-- The data start --
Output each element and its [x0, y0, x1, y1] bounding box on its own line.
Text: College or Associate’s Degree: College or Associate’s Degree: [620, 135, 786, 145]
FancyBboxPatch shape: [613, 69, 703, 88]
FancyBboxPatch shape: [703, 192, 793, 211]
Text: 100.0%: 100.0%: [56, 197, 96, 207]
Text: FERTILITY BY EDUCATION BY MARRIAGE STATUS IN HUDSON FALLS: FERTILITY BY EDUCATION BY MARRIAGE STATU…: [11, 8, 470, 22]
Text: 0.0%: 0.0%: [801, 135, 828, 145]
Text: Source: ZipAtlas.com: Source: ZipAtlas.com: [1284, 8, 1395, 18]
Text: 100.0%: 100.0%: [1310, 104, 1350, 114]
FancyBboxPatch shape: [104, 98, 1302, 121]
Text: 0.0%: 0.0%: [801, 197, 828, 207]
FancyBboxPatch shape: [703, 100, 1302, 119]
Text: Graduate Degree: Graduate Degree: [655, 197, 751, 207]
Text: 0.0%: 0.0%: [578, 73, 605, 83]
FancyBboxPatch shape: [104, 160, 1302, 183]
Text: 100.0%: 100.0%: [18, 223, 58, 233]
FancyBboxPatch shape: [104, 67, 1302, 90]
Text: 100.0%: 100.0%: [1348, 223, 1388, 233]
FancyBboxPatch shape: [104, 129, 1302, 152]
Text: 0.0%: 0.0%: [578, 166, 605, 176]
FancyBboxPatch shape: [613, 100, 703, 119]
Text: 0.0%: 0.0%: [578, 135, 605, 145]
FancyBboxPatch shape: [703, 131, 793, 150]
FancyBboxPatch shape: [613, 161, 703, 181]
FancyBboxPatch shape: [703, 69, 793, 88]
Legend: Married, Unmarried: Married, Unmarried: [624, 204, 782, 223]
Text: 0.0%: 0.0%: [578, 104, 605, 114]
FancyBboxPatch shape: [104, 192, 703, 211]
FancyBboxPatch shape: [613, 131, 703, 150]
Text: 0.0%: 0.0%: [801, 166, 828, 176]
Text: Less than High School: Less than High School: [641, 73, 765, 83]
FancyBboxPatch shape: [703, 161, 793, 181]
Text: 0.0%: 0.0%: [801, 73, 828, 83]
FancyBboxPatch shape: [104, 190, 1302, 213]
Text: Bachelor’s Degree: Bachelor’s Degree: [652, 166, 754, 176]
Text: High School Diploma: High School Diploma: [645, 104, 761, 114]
-- The data end --
*Exercise goal*. Update the data from its first line through the line containing "Text: 0.0%: 0.0%: [801, 135, 828, 145]", both ends included, so that "FancyBboxPatch shape" becomes "Rectangle shape" everywhere and nothing else changes. Give back only those lines.

*Response*.
Output each element and its [x0, y0, x1, y1] bounding box on its own line.
Text: College or Associate’s Degree: College or Associate’s Degree: [620, 135, 786, 145]
Rectangle shape: [613, 69, 703, 88]
Rectangle shape: [703, 192, 793, 211]
Text: 100.0%: 100.0%: [56, 197, 96, 207]
Text: FERTILITY BY EDUCATION BY MARRIAGE STATUS IN HUDSON FALLS: FERTILITY BY EDUCATION BY MARRIAGE STATU…: [11, 8, 470, 22]
Text: 0.0%: 0.0%: [801, 135, 828, 145]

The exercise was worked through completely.